Document transcript data
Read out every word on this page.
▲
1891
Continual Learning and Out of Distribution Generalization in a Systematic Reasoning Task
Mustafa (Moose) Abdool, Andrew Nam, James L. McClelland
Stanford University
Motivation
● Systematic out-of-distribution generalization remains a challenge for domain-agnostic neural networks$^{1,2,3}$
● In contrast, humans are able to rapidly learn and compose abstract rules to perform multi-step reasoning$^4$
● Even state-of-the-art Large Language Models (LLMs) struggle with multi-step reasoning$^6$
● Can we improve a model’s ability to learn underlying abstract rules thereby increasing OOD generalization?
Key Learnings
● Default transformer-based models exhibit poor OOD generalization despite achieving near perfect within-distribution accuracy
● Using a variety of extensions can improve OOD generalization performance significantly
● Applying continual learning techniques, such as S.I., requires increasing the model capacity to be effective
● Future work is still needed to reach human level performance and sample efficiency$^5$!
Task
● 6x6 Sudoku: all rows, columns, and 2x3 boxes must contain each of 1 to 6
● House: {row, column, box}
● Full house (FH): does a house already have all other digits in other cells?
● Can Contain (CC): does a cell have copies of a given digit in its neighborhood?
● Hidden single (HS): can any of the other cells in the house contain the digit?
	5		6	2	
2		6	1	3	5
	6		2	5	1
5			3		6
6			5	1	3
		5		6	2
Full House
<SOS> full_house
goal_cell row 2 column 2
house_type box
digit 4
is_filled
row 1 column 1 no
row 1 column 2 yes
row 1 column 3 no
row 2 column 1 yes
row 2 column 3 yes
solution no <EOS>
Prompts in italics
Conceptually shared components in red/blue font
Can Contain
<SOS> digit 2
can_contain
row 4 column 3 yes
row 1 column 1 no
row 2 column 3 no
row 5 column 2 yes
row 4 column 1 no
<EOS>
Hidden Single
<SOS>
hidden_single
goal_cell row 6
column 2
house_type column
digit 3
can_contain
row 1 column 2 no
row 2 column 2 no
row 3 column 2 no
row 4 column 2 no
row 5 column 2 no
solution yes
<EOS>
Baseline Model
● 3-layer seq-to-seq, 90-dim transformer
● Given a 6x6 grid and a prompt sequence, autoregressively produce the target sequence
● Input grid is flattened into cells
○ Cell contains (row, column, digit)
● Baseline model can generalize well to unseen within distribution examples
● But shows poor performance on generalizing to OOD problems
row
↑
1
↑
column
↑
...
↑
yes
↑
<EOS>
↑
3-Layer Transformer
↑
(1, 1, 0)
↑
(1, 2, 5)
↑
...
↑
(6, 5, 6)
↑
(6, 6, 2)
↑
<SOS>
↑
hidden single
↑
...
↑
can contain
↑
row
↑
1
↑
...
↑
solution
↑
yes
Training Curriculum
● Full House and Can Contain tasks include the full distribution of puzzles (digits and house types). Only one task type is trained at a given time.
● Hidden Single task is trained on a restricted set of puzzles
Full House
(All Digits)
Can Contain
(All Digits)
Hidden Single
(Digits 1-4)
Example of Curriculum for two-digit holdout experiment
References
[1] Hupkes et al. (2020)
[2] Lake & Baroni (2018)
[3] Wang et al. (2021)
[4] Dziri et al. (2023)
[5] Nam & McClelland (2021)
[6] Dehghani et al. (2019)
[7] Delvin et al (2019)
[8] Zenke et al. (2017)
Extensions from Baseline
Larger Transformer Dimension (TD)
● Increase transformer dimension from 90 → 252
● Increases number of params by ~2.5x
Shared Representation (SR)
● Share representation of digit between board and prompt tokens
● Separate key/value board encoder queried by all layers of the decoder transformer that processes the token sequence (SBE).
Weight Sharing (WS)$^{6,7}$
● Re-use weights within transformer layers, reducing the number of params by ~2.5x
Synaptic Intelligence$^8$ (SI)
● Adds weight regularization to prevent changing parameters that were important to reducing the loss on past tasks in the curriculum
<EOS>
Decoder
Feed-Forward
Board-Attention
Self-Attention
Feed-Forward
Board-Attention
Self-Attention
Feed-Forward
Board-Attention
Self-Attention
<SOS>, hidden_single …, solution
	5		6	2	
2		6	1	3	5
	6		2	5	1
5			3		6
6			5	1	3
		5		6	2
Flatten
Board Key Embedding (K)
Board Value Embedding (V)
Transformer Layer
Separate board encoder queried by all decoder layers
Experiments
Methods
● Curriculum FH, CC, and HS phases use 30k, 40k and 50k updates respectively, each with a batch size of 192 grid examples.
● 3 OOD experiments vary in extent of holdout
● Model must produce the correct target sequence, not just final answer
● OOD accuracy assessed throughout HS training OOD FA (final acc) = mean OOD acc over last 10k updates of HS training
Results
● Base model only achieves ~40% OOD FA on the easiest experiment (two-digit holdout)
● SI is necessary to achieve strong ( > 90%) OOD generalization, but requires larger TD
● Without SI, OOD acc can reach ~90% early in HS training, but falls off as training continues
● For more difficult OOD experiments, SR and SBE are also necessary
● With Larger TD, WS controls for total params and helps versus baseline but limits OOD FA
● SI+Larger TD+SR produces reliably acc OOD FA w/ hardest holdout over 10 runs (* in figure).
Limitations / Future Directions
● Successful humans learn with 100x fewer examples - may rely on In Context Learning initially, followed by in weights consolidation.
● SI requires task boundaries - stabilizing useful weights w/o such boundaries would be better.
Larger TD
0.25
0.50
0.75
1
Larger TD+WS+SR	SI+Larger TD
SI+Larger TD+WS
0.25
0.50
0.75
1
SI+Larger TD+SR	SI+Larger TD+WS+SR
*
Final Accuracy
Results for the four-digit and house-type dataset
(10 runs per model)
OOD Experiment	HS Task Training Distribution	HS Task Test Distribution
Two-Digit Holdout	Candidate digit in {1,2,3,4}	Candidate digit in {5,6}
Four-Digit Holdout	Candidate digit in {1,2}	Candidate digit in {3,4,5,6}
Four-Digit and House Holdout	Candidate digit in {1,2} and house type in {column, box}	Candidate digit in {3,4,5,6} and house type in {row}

> **How to complete this task**
Write all of the records out again exactly.

> **Your response**
Read out every word on this page.
▲
1891
Continual Learning and Out of Distribution Generalization in a Systematic Reasoning Task
Mustafa (Moose) Abdool, Andrew Nam, James L. McClelland
Stanford University
Motivation
● Systematic out-of-distribution generalization remains a challenge for domain-agnostic neural networks$^{1,2,3}$
● In contrast, humans are able to rapidly learn and compose abstract rules to perform multi-step reasoning$^4$
● Even state-of-the-art Large Language Models (LLMs) struggle with multi-step reasoning$^6$
● Can we improve a model’s ability to learn underlying abstract rules thereby increasing OOD generalization?
Key Learnings
● Default transformer-based models exhibit poor OOD generalization despite achieving near perfect within-distribution accuracy
● Using a variety of extensions can improve OOD generalization performance significantly
● Applying continual learning techniques, such as S.I., requires increasing the model capacity to be effective
● Future work is still needed to reach human level performance and sample efficiency$^5$!
Task
● 6x6 Sudoku: all rows, columns, and 2x3 boxes must contain each of 1 to 6
● House: {row, column, box}
● Full house (FH): does a house already have all other digits in other cells?
● Can Contain (CC): does a cell have copies of a given digit in its neighborhood?
● Hidden single (HS): can any of the other cells in the house contain the digit?
	5		6	2	
2		6	1	3	5
	6		2	5	1
5			3		6
6			5	1	3
		5		6	2
Full House
<SOS> full_house
goal_cell row 2 column 2
house_type box
digit 4
is_filled
row 1 column 1 no
row 1 column 2 yes
row 1 column 3 no
row 2 column 1 yes
row 2 column 3 yes
solution no <EOS>
Prompts in italics
Conceptually shared components in red/blue font
Can Contain
<SOS> digit 2
can_contain
row 4 column 3 yes
row 1 column 1 no
row 2 column 3 no
row 5 column 2 yes
row 4 column 1 no
<EOS>
Hidden Single
<SOS>
hidden_single
goal_cell row 6
column 2
house_type column
digit 3
can_contain
row 1 column 2 no
row 2 column 2 no
row 3 column 2 no
row 4 column 2 no
row 5 column 2 no
solution yes
<EOS>
Baseline Model
● 3-layer seq-to-seq, 90-dim transformer
● Given a 6x6 grid and a prompt sequence, autoregressively produce the target sequence
● Input grid is flattened into cells
○ Cell contains (row, column, digit)
● Baseline model can generalize well to unseen within distribution examples
● But shows poor performance on generalizing to OOD problems
row
↑
1
↑
column
↑
...
↑
yes
↑
<EOS>
↑
3-Layer Transformer
↑
(1, 1, 0)
↑
(1, 2, 5)
↑
...
↑
(6, 5, 6)
↑
(6, 6, 2)
↑
<SOS>
↑
hidden single
↑
...
↑
can contain
↑
row
↑
1
↑
...
↑
solution
↑
yes
Training Curriculum
● Full House and Can Contain tasks include the full distribution of puzzles (digits and house types). Only one task type is trained at a given time.
● Hidden Single task is trained on a restricted set of puzzles
Full House
(All Digits)
Can Contain
(All Digits)
Hidden Single
(Digits 1-4)
Example of Curriculum for two-digit holdout experiment
References
[1] Hupkes et al. (2020)
[2] Lake & Baroni (2018)
[3] Wang et al. (2021)
[4] Dziri et al. (2023)
[5] Nam & McClelland (2021)
[6] Dehghani et al. (2019)
[7] Delvin et al (2019)
[8] Zenke et al. (2017)
Extensions from Baseline
Larger Transformer Dimension (TD)
● Increase transformer dimension from 90 → 252
● Increases number of params by ~2.5x
Shared Representation (SR)
● Share representation of digit between board and prompt tokens
● Separate key/value board encoder queried by all layers of the decoder transformer that processes the token sequence (SBE).
Weight Sharing (WS)$^{6,7}$
● Re-use weights within transformer layers, reducing the number of params by ~2.5x
Synaptic Intelligence$^8$ (SI)
● Adds weight regularization to prevent changing parameters that were important to reducing the loss on past tasks in the curriculum
<EOS>
Decoder
Feed-Forward
Board-Attention
Self-Attention
Feed-Forward
Board-Attention
Self-Attention
Feed-Forward
Board-Attention
Self-Attention
<SOS>, hidden_single …, solution
	5		6	2	
2		6	1	3	5
	6		2	5	1
5			3		6
6			5	1	3
		5		6	2
Flatten
Board Key Embedding (K)
Board Value Embedding (V)
Transformer Layer
Separate board encoder queried by all decoder layers
Experiments
Methods
● Curriculum FH, CC, and HS phases use 30k, 40k and 50k updates respectively, each with a batch size of 192 grid examples.
● 3 OOD experiments vary in extent of holdout
● Model must produce the correct target sequence, not just final answer
● OOD accuracy assessed throughout HS training OOD FA (final acc) = mean OOD acc over last 10k updates of HS training
Results
● Base model only achieves ~40% OOD FA on the easiest experiment (two-digit holdout)
● SI is necessary to achieve strong ( > 90%) OOD generalization, but requires larger TD
● Without SI, OOD acc can reach ~90% early in HS training, but falls off as training continues
● For more difficult OOD experiments, SR and SBE are also necessary
● With Larger TD, WS controls for total params and helps versus baseline but limits OOD FA
● SI+Larger TD+SR produces reliably acc OOD FA w/ hardest holdout over 10 runs (* in figure).
Limitations / Future Directions
● Successful humans learn with 100x fewer examples - may rely on In Context Learning initially, followed by in weights consolidation.
● SI requires task boundaries - stabilizing useful weights w/o such boundaries would be better.
Larger TD
0.25
0.50
0.75
1
Larger TD+WS+SR	SI+Larger TD
SI+Larger TD+WS
0.25
0.50
0.75
1
SI+Larger TD+SR	SI+Larger TD+WS+SR
*
Final Accuracy
Results for the four-digit and house-type dataset
(10 runs per model)
OOD Experiment	HS Task Training Distribution	HS Task Test Distribution
Two-Digit Holdout	Candidate digit in {1,2,3,4}	Candidate digit in {5,6}
Four-Digit Holdout	Candidate digit in {1,2}	Candidate digit in {3,4,5,6}
Four-Digit and House Holdout	Candidate digit in {1,2} and house type in {column, box}	Candidate digit in {3,4,5,6} and house type in {row}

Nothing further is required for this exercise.